# Aim
What follows is a set of entries. Repeat them exactly, but not their pictures.

# Exercise data
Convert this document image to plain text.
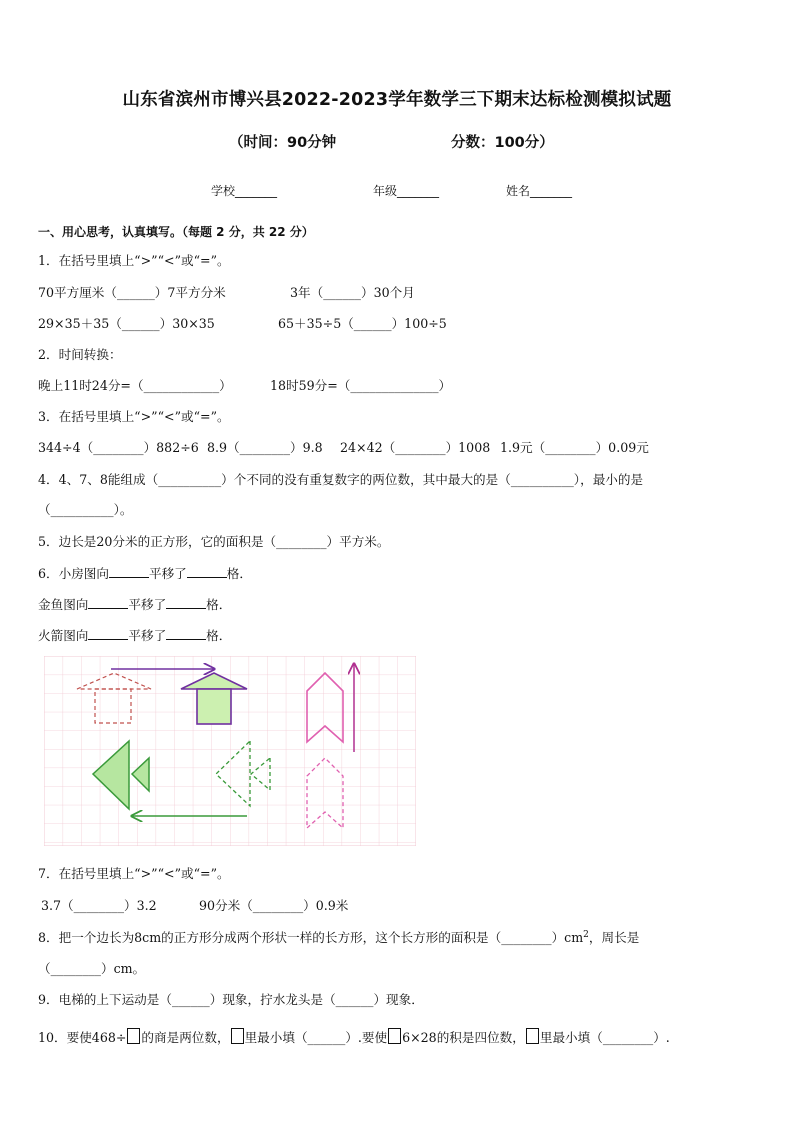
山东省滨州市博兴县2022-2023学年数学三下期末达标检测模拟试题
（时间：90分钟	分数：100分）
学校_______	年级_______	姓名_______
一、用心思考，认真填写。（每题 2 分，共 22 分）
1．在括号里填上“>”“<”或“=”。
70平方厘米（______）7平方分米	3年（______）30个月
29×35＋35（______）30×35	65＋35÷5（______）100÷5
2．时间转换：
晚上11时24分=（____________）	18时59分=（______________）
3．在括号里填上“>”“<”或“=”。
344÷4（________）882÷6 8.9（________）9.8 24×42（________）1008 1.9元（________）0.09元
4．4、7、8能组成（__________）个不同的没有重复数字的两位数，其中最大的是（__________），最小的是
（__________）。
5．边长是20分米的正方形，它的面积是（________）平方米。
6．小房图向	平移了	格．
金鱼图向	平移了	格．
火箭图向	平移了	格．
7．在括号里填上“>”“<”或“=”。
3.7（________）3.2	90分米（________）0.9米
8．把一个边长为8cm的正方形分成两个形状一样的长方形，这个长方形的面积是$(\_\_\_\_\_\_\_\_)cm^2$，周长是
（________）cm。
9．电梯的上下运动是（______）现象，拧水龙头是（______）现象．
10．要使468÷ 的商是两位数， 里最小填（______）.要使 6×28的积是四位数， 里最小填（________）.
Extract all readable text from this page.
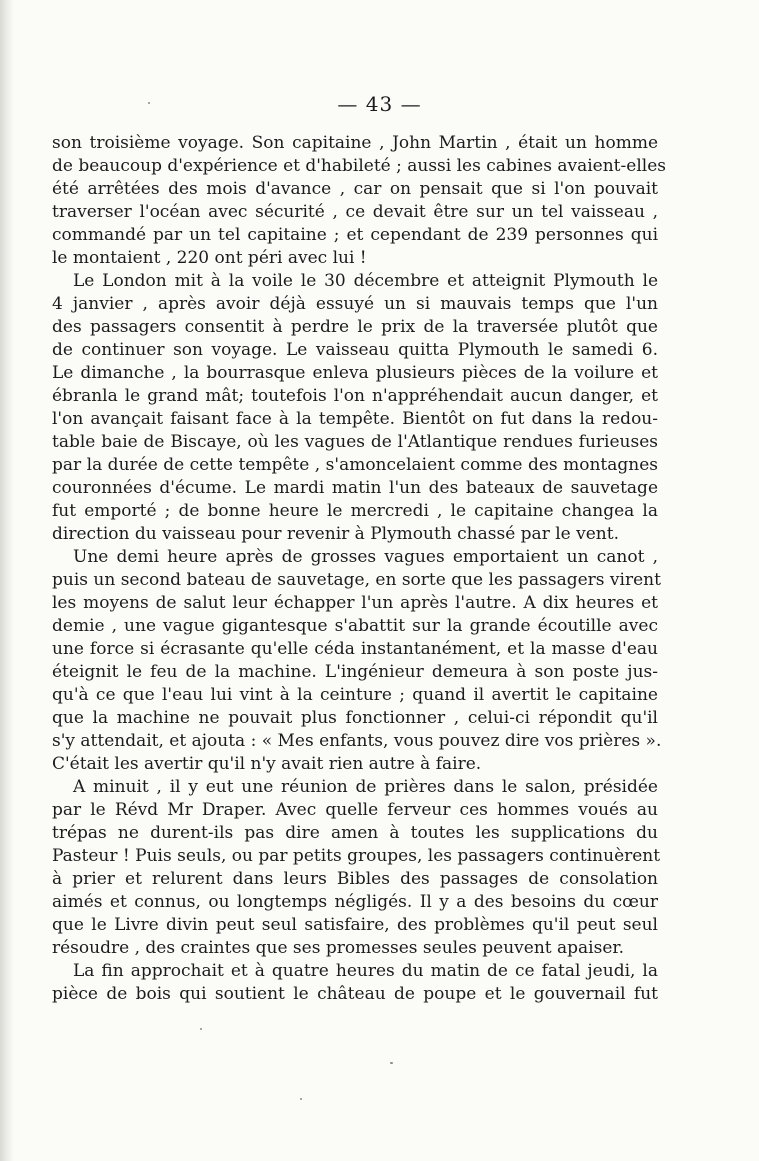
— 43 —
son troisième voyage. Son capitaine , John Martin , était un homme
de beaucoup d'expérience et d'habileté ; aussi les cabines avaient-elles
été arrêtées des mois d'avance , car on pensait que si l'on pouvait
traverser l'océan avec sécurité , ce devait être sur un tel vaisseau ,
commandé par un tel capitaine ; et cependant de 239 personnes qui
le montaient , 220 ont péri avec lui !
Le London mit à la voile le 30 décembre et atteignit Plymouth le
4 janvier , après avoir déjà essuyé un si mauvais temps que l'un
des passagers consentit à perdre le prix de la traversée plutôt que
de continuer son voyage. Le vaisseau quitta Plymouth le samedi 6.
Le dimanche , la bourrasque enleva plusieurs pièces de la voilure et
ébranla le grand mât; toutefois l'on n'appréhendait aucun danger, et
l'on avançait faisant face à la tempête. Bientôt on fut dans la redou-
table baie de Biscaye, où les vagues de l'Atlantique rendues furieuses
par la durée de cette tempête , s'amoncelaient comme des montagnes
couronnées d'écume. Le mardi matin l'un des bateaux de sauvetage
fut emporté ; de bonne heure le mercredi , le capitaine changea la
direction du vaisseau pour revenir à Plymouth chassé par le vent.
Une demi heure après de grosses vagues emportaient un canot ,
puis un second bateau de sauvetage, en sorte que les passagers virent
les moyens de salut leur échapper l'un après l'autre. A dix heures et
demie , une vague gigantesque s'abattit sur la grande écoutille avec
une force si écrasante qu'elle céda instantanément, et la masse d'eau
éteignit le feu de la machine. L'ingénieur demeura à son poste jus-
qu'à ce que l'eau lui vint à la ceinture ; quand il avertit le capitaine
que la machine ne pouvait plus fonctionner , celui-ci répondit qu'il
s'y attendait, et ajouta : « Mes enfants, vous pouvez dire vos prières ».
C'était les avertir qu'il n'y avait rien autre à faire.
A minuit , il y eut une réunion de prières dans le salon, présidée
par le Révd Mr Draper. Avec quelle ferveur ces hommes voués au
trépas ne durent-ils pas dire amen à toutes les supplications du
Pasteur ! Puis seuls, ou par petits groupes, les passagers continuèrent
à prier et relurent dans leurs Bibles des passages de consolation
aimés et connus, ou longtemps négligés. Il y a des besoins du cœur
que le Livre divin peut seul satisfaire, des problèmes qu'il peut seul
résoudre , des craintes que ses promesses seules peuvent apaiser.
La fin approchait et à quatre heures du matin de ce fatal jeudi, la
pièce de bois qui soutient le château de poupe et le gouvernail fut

# Solved problem
Convert this document image to plain text.
山东省滨州市博兴县2022-2023学年数学三下期末达标检测模拟试题
（时间：90分钟	分数：100分）
学校_______	年级_______	姓名_______
一、用心思考，认真填写。（每题 2 分，共 22 分）
1．在括号里填上“>”“<”或“=”。
70平方厘米（______）7平方分米	3年（______）30个月
29×35＋35（______）30×35	65＋35÷5（______）100÷5
2．时间转换：
晚上11时24分=（____________）	18时59分=（______________）
3．在括号里填上“>”“<”或“=”。
344÷4（________）882÷6 8.9（________）9.8 24×42（________）1008 1.9元（________）0.09元
4．4、7、8能组成（__________）个不同的没有重复数字的两位数，其中最大的是（__________），最小的是
（__________）。
5．边长是20分米的正方形，它的面积是（________）平方米。
6．小房图向	平移了	格．
金鱼图向	平移了	格．
火箭图向	平移了	格．
7．在括号里填上“>”“<”或“=”。
3.7（________）3.2	90分米（________）0.9米
8．把一个边长为8cm的正方形分成两个形状一样的长方形，这个长方形的面积是$(\_\_\_\_\_\_\_\_)cm^2$，周长是
（________）cm。
9．电梯的上下运动是（______）现象，拧水龙头是（______）现象．
10．要使468÷ 的商是两位数， 里最小填（______）.要使 6×28的积是四位数， 里最小填（________）.
Extract all readable text from this page.
— 43 —
son troisième voyage. Son capitaine , John Martin , était un homme
de beaucoup d'expérience et d'habileté ; aussi les cabines avaient-elles
été arrêtées des mois d'avance , car on pensait que si l'on pouvait
traverser l'océan avec sécurité , ce devait être sur un tel vaisseau ,
commandé par un tel capitaine ; et cependant de 239 personnes qui
le montaient , 220 ont péri avec lui !
Le London mit à la voile le 30 décembre et atteignit Plymouth le
4 janvier , après avoir déjà essuyé un si mauvais temps que l'un
des passagers consentit à perdre le prix de la traversée plutôt que
de continuer son voyage. Le vaisseau quitta Plymouth le samedi 6.
Le dimanche , la bourrasque enleva plusieurs pièces de la voilure et
ébranla le grand mât; toutefois l'on n'appréhendait aucun danger, et
l'on avançait faisant face à la tempête. Bientôt on fut dans la redou-
table baie de Biscaye, où les vagues de l'Atlantique rendues furieuses
par la durée de cette tempête , s'amoncelaient comme des montagnes
couronnées d'écume. Le mardi matin l'un des bateaux de sauvetage
fut emporté ; de bonne heure le mercredi , le capitaine changea la
direction du vaisseau pour revenir à Plymouth chassé par le vent.
Une demi heure après de grosses vagues emportaient un canot ,
puis un second bateau de sauvetage, en sorte que les passagers virent
les moyens de salut leur échapper l'un après l'autre. A dix heures et
demie , une vague gigantesque s'abattit sur la grande écoutille avec
une force si écrasante qu'elle céda instantanément, et la masse d'eau
éteignit le feu de la machine. L'ingénieur demeura à son poste jus-
qu'à ce que l'eau lui vint à la ceinture ; quand il avertit le capitaine
que la machine ne pouvait plus fonctionner , celui-ci répondit qu'il
s'y attendait, et ajouta : « Mes enfants, vous pouvez dire vos prières ».
C'était les avertir qu'il n'y avait rien autre à faire.
A minuit , il y eut une réunion de prières dans le salon, présidée
par le Révd Mr Draper. Avec quelle ferveur ces hommes voués au
trépas ne durent-ils pas dire amen à toutes les supplications du
Pasteur ! Puis seuls, ou par petits groupes, les passagers continuèrent
à prier et relurent dans leurs Bibles des passages de consolation
aimés et connus, ou longtemps négligés. Il y a des besoins du cœur
que le Livre divin peut seul satisfaire, des problèmes qu'il peut seul
résoudre , des craintes que ses promesses seules peuvent apaiser.
La fin approchait et à quatre heures du matin de ce fatal jeudi, la
pièce de bois qui soutient le château de poupe et le gouvernail fut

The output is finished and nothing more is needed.